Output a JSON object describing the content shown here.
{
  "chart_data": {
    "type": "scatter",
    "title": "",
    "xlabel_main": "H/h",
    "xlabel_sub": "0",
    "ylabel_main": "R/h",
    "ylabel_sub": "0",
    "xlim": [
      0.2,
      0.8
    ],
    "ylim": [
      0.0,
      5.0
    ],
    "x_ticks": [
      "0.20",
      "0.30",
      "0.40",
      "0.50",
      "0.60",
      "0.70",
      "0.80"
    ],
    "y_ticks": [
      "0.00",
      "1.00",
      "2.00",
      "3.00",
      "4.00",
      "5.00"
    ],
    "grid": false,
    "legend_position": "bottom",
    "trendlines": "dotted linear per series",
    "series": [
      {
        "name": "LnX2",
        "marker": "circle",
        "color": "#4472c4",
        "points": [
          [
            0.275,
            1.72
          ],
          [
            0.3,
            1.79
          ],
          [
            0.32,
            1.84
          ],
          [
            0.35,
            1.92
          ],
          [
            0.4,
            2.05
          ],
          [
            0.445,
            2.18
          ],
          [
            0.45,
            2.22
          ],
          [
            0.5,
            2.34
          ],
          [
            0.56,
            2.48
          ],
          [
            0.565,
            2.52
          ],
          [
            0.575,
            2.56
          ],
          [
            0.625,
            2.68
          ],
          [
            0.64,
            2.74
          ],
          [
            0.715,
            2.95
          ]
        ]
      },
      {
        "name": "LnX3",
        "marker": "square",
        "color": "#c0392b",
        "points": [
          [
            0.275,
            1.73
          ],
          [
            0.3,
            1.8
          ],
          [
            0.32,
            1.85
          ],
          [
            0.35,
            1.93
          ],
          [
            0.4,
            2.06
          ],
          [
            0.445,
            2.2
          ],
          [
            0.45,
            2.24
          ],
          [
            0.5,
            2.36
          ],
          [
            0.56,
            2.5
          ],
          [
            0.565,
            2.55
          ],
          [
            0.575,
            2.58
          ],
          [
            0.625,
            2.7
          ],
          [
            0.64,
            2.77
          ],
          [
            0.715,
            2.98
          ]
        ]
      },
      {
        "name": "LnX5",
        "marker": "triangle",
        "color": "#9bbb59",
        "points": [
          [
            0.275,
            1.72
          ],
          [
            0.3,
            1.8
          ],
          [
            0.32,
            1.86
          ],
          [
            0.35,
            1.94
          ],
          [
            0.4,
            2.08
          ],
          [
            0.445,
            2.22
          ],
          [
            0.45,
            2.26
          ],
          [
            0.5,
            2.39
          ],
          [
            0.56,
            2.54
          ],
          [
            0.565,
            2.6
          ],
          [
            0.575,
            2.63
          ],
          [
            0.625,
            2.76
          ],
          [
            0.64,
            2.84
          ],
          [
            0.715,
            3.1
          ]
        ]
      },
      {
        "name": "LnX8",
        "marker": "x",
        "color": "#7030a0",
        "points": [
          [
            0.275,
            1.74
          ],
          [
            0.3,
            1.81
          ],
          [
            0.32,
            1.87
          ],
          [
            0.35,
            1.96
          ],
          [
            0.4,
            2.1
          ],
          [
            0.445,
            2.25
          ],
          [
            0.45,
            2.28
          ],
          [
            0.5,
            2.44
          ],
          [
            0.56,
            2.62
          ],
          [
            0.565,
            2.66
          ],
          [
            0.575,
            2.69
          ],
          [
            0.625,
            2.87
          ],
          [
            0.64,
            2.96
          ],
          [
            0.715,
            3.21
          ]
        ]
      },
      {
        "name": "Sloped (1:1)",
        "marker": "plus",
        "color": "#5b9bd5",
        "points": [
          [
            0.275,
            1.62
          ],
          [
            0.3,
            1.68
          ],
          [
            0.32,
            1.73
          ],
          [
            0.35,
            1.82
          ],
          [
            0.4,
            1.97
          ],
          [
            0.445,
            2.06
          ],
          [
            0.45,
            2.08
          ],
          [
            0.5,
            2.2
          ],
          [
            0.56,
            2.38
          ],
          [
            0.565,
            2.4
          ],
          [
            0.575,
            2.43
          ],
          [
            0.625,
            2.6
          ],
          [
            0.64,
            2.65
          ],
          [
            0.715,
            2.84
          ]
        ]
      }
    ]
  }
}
☆ ☆ ☆ ☆
#### [What the task asks]
Write out all the lines again, exactly as they are.

#### [Correct result]
Output a JSON object describing the content shown here.
{
  "chart_data": {
    "type": "scatter",
    "title": "",
    "xlabel_main": "H/h",
    "xlabel_sub": "0",
    "ylabel_main": "R/h",
    "ylabel_sub": "0",
    "xlim": [
      0.2,
      0.8
    ],
    "ylim": [
      0.0,
      5.0
    ],
    "x_ticks": [
      "0.20",
      "0.30",
      "0.40",
      "0.50",
      "0.60",
      "0.70",
      "0.80"
    ],
    "y_ticks": [
      "0.00",
      "1.00",
      "2.00",
      "3.00",
      "4.00",
      "5.00"
    ],
    "grid": false,
    "legend_position": "bottom",
    "trendlines": "dotted linear per series",
    "series": [
      {
        "name": "LnX2",
        "marker": "circle",
        "color": "#4472c4",
        "points": [
          [
            0.275,
            1.72
          ],
          [
            0.3,
            1.79
          ],
          [
            0.32,
            1.84
          ],
          [
            0.35,
            1.92
          ],
          [
            0.4,
            2.05
          ],
          [
            0.445,
            2.18
          ],
          [
            0.45,
            2.22
          ],
          [
            0.5,
            2.34
          ],
          [
            0.56,
            2.48
          ],
          [
            0.565,
            2.52
          ],
          [
            0.575,
            2.56
          ],
          [
            0.625,
            2.68
          ],
          [
            0.64,
            2.74
          ],
          [
            0.715,
            2.95
          ]
        ]
      },
      {
        "name": "LnX3",
        "marker": "square",
        "color": "#c0392b",
        "points": [
          [
            0.275,
            1.73
          ],
          [
            0.3,
            1.8
          ],
          [
            0.32,
            1.85
          ],
          [
            0.35,
            1.93
          ],
          [
            0.4,
            2.06
          ],
          [
            0.445,
            2.2
          ],
          [
            0.45,
            2.24
          ],
          [
            0.5,
            2.36
          ],
          [
            0.56,
            2.5
          ],
          [
            0.565,
            2.55
          ],
          [
            0.575,
            2.58
          ],
          [
            0.625,
            2.7
          ],
          [
            0.64,
            2.77
          ],
          [
            0.715,
            2.98
          ]
        ]
      },
      {
        "name": "LnX5",
        "marker": "triangle",
        "color": "#9bbb59",
        "points": [
          [
            0.275,
            1.72
          ],
          [
            0.3,
            1.8
          ],
          [
            0.32,
            1.86
          ],
          [
            0.35,
            1.94
          ],
          [
            0.4,
            2.08
          ],
          [
            0.445,
            2.22
          ],
          [
            0.45,
            2.26
          ],
          [
            0.5,
            2.39
          ],
          [
            0.56,
            2.54
          ],
          [
            0.565,
            2.6
          ],
          [
            0.575,
            2.63
          ],
          [
            0.625,
            2.76
          ],
          [
            0.64,
            2.84
          ],
          [
            0.715,
            3.1
          ]
        ]
      },
      {
        "name": "LnX8",
        "marker": "x",
        "color": "#7030a0",
        "points": [
          [
            0.275,
            1.74
          ],
          [
            0.3,
            1.81
          ],
          [
            0.32,
            1.87
          ],
          [
            0.35,
            1.96
          ],
          [
            0.4,
            2.1
          ],
          [
            0.445,
            2.25
          ],
          [
            0.45,
            2.28
          ],
          [
            0.5,
            2.44
          ],
          [
            0.56,
            2.62
          ],
          [
            0.565,
            2.66
          ],
          [
            0.575,
            2.69
          ],
          [
            0.625,
            2.87
          ],
          [
            0.64,
            2.96
          ],
          [
            0.715,
            3.21
          ]
        ]
      },
      {
        "name": "Sloped (1:1)",
        "marker": "plus",
        "color": "#5b9bd5",
        "points": [
          [
            0.275,
            1.62
          ],
          [
            0.3,
            1.68
          ],
          [
            0.32,
            1.73
          ],
          [
            0.35,
            1.82
          ],
          [
            0.4,
            1.97
          ],
          [
            0.445,
            2.06
          ],
          [
            0.45,
            2.08
          ],
          [
            0.5,
            2.2
          ],
          [
            0.56,
            2.38
          ],
          [
            0.565,
            2.4
          ],
          [
            0.575,
            2.43
          ],
          [
            0.625,
            2.6
          ],
          [
            0.64,
            2.65
          ],
          [
            0.715,
            2.84
          ]
        ]
      }
    ]
  }
}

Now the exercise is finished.